*REQUIREMENTS:*
1. Please condense the paragraph in the transcript that begins "But I can tell you we're working very hard on planning" into a short list that keeps its main facts.
2. Which rig does John Irwin say has performed extremely well, according to the transcript?

*DOCUMENT:*
**********

Last commentary on India was definetly where I was heading as well. I wonder if you could comment a little bit more on that market and the fact that they've been, they are going to increase re-gas capacity for LNG and there seems to be a massive need for drilling shallow water in India with several operators. Is it a factor of price or politics or take away capacity, I mean what's stopping these guys from expanding there in your opinion?

John Irwin

Well Brian, I am not going to start speculating on what's going on in there and how much activity I've learnt in trying to predict the future and talk about these things. I am not sure I can bring information to bear that would be helpful in that sense. But certainly it's been an important market with a lot of rigs being used in longer term.

We would hope that there would be opportunities and thats something we will continue to look at. We've worked there over a long period of time, but as far as the Atwood Beacon, we think its a rig has performed extremely well. And it could be great for certain opportunities in that market, we'll look at those but we're looking further a field and certainly not putting our only eggs in the basket of the Indian market and what direction that market might take notwithstanding the fact that it has employed a lot of rigs in the past and hopefully will do so in the future.

Brian Uhlmer - Pritchard Capital

Good John, thanks. And you seem very confident on the Osprey getting out of the yard in time. Is that really a take away that you're using the quality yard with a proven design that we shouldn't expect any delays in that rig.

John Irwin

Well, you certainly hit it on the head when you said quality design in a quality yard, that was a big motivation in our working with that yard on both of these rigs and the fact that these rigs have been built and delivered in recent times, and in the risk equation that's extremely important and its where we want to be.

At this stage, we're progressing on schedule and certainly we're targeting the same schedule we've referred to. Naturally throughout the market, we've seen a lot of pressure on rig deliveries, we've seen delays depending on various factors, the yard, the design and the equipment and so on.

But I can tell you we're working very hard on planning, not only in terms of building a rig, constructing the rig, delivery of equipment, but really a plan that goes into personnel recruiting or transfers within the fleet, commissioning mobilization startup. So a whole realistic approach to the planning and our people, we have a lot of great people here working hard on this subject and we're progressing well.

**********

*RECORDED DATA:*
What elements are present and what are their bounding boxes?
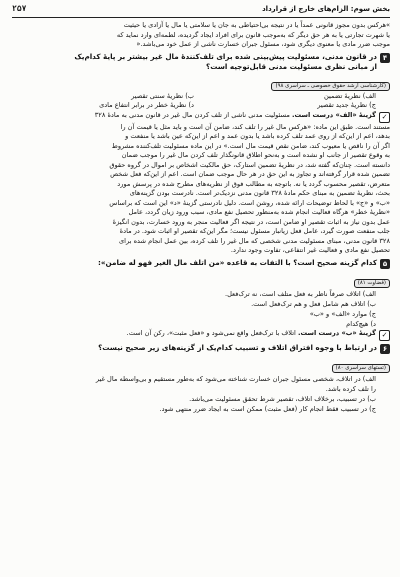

**********

*RESPONSES FOR EACH TASK:*
1.
- The company is working very hard on planning.
- The planning covers building and constructing the rig and delivering equipment.
- It also covers recruiting personnel or transferring them within the fleet, as well as commissioning, mobilization and startup.
- Many good people are working hard on this, and the work is progressing well.

2. The Atwood Beacon.